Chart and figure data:

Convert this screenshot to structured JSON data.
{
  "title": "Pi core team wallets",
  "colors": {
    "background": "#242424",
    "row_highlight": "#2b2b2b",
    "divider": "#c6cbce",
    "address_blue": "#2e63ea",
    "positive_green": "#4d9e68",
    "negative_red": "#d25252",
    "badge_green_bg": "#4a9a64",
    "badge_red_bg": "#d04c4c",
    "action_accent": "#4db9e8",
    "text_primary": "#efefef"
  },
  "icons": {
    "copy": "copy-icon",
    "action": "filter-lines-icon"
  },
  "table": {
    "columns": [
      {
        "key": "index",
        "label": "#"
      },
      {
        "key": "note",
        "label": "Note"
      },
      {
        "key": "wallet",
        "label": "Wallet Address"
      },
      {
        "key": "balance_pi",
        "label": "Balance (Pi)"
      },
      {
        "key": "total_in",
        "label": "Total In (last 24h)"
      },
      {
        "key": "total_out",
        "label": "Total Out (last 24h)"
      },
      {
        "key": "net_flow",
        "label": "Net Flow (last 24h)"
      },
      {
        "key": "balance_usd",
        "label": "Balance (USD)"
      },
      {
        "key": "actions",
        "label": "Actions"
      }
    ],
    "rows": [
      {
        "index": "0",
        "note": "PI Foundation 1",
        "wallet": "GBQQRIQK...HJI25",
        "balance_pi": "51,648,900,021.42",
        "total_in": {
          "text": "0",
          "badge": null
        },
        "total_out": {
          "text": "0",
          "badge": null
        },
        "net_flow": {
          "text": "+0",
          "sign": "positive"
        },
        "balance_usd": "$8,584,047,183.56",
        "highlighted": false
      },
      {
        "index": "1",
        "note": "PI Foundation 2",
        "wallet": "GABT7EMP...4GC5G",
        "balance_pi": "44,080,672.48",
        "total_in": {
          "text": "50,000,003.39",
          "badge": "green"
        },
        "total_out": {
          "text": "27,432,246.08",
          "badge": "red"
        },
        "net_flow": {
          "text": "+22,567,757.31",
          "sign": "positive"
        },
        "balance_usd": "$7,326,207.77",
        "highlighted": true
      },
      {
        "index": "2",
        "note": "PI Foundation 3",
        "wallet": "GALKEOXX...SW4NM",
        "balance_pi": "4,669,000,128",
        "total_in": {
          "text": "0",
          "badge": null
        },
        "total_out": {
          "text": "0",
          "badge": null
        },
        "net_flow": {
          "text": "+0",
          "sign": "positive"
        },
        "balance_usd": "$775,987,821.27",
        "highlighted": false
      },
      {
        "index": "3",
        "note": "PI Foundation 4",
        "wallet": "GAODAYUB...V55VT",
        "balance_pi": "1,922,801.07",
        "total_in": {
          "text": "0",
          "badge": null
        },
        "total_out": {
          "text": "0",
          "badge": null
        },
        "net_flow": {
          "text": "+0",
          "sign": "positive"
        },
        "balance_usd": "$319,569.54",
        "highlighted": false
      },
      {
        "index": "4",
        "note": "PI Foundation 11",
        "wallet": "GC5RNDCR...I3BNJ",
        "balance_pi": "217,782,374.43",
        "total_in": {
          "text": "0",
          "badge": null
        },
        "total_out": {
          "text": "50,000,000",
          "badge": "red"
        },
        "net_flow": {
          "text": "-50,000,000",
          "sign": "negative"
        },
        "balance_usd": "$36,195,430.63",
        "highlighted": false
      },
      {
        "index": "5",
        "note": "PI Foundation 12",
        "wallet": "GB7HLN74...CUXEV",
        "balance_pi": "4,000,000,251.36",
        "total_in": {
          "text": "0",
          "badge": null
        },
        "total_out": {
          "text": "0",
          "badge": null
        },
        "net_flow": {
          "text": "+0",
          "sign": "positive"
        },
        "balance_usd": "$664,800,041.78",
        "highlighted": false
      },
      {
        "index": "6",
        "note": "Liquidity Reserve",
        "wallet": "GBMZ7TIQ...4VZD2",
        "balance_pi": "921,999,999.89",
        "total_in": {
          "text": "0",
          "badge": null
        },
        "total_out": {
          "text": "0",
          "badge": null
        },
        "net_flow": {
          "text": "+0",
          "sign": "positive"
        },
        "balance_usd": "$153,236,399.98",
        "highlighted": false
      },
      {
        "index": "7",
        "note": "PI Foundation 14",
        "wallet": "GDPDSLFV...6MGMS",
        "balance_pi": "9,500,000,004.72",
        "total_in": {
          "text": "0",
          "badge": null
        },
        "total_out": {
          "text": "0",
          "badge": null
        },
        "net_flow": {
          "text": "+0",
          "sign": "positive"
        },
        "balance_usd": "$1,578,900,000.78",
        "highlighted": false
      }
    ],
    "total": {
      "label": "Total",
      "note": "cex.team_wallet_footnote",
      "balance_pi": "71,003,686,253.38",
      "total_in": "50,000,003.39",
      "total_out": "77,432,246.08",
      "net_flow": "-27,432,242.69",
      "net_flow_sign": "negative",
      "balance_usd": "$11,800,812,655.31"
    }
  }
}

Required work: Write out every entry word for word.

Written response:
Convert this screenshot to structured JSON data.
{
  "title": "Pi core team wallets",
  "colors": {
    "background": "#242424",
    "row_highlight": "#2b2b2b",
    "divider": "#c6cbce",
    "address_blue": "#2e63ea",
    "positive_green": "#4d9e68",
    "negative_red": "#d25252",
    "badge_green_bg": "#4a9a64",
    "badge_red_bg": "#d04c4c",
    "action_accent": "#4db9e8",
    "text_primary": "#efefef"
  },
  "icons": {
    "copy": "copy-icon",
    "action": "filter-lines-icon"
  },
  "table": {
    "columns": [
      {
        "key": "index",
        "label": "#"
      },
      {
        "key": "note",
        "label": "Note"
      },
      {
        "key": "wallet",
        "label": "Wallet Address"
      },
      {
        "key": "balance_pi",
        "label": "Balance (Pi)"
      },
      {
        "key": "total_in",
        "label": "Total In (last 24h)"
      },
      {
        "key": "total_out",
        "label": "Total Out (last 24h)"
      },
      {
        "key": "net_flow",
        "label": "Net Flow (last 24h)"
      },
      {
        "key": "balance_usd",
        "label": "Balance (USD)"
      },
      {
        "key": "actions",
        "label": "Actions"
      }
    ],
    "rows": [
      {
        "index": "0",
        "note": "PI Foundation 1",
        "wallet": "GBQQRIQK...HJI25",
        "balance_pi": "51,648,900,021.42",
        "total_in": {
          "text": "0",
          "badge": null
        },
        "total_out": {
          "text": "0",
          "badge": null
        },
        "net_flow": {
          "text": "+0",
          "sign": "positive"
        },
        "balance_usd": "$8,584,047,183.56",
        "highlighted": false
      },
      {
        "index": "1",
        "note": "PI Foundation 2",
        "wallet": "GABT7EMP...4GC5G",
        "balance_pi": "44,080,672.48",
        "total_in": {
          "text": "50,000,003.39",
          "badge": "green"
        },
        "total_out": {
          "text": "27,432,246.08",
          "badge": "red"
        },
        "net_flow": {
          "text": "+22,567,757.31",
          "sign": "positive"
        },
        "balance_usd": "$7,326,207.77",
        "highlighted": true
      },
      {
        "index": "2",
        "note": "PI Foundation 3",
        "wallet": "GALKEOXX...SW4NM",
        "balance_pi": "4,669,000,128",
        "total_in": {
          "text": "0",
          "badge": null
        },
        "total_out": {
          "text": "0",
          "badge": null
        },
        "net_flow": {
          "text": "+0",
          "sign": "positive"
        },
        "balance_usd": "$775,987,821.27",
        "highlighted": false
      },
      {
        "index": "3",
        "note": "PI Foundation 4",
        "wallet": "GAODAYUB...V55VT",
        "balance_pi": "1,922,801.07",
        "total_in": {
          "text": "0",
          "badge": null
        },
        "total_out": {
          "text": "0",
          "badge": null
        },
        "net_flow": {
          "text": "+0",
          "sign": "positive"
        },
        "balance_usd": "$319,569.54",
        "highlighted": false
      },
      {
        "index": "4",
        "note": "PI Foundation 11",
        "wallet": "GC5RNDCR...I3BNJ",
        "balance_pi": "217,782,374.43",
        "total_in": {
          "text": "0",
          "badge": null
        },
        "total_out": {
          "text": "50,000,000",
          "badge": "red"
        },
        "net_flow": {
          "text": "-50,000,000",
          "sign": "negative"
        },
        "balance_usd": "$36,195,430.63",
        "highlighted": false
      },
      {
        "index": "5",
        "note": "PI Foundation 12",
        "wallet": "GB7HLN74...CUXEV",
        "balance_pi": "4,000,000,251.36",
        "total_in": {
          "text": "0",
          "badge": null
        },
        "total_out": {
          "text": "0",
          "badge": null
        },
        "net_flow": {
          "text": "+0",
          "sign": "positive"
        },
        "balance_usd": "$664,800,041.78",
        "highlighted": false
      },
      {
        "index": "6",
        "note": "Liquidity Reserve",
        "wallet": "GBMZ7TIQ...4VZD2",
        "balance_pi": "921,999,999.89",
        "total_in": {
          "text": "0",
          "badge": null
        },
        "total_out": {
          "text": "0",
          "badge": null
        },
        "net_flow": {
          "text": "+0",
          "sign": "positive"
        },
        "balance_usd": "$153,236,399.98",
        "highlighted": false
      },
      {
        "index": "7",
        "note": "PI Foundation 14",
        "wallet": "GDPDSLFV...6MGMS",
        "balance_pi": "9,500,000,004.72",
        "total_in": {
          "text": "0",
          "badge": null
        },
        "total_out": {
          "text": "0",
          "badge": null
        },
        "net_flow": {
          "text": "+0",
          "sign": "positive"
        },
        "balance_usd": "$1,578,900,000.78",
        "highlighted": false
      }
    ],
    "total": {
      "label": "Total",
      "note": "cex.team_wallet_footnote",
      "balance_pi": "71,003,686,253.38",
      "total_in": "50,000,003.39",
      "total_out": "77,432,246.08",
      "net_flow": "-27,432,242.69",
      "net_flow_sign": "negative",
      "balance_usd": "$11,800,812,655.31"
    }
  }
}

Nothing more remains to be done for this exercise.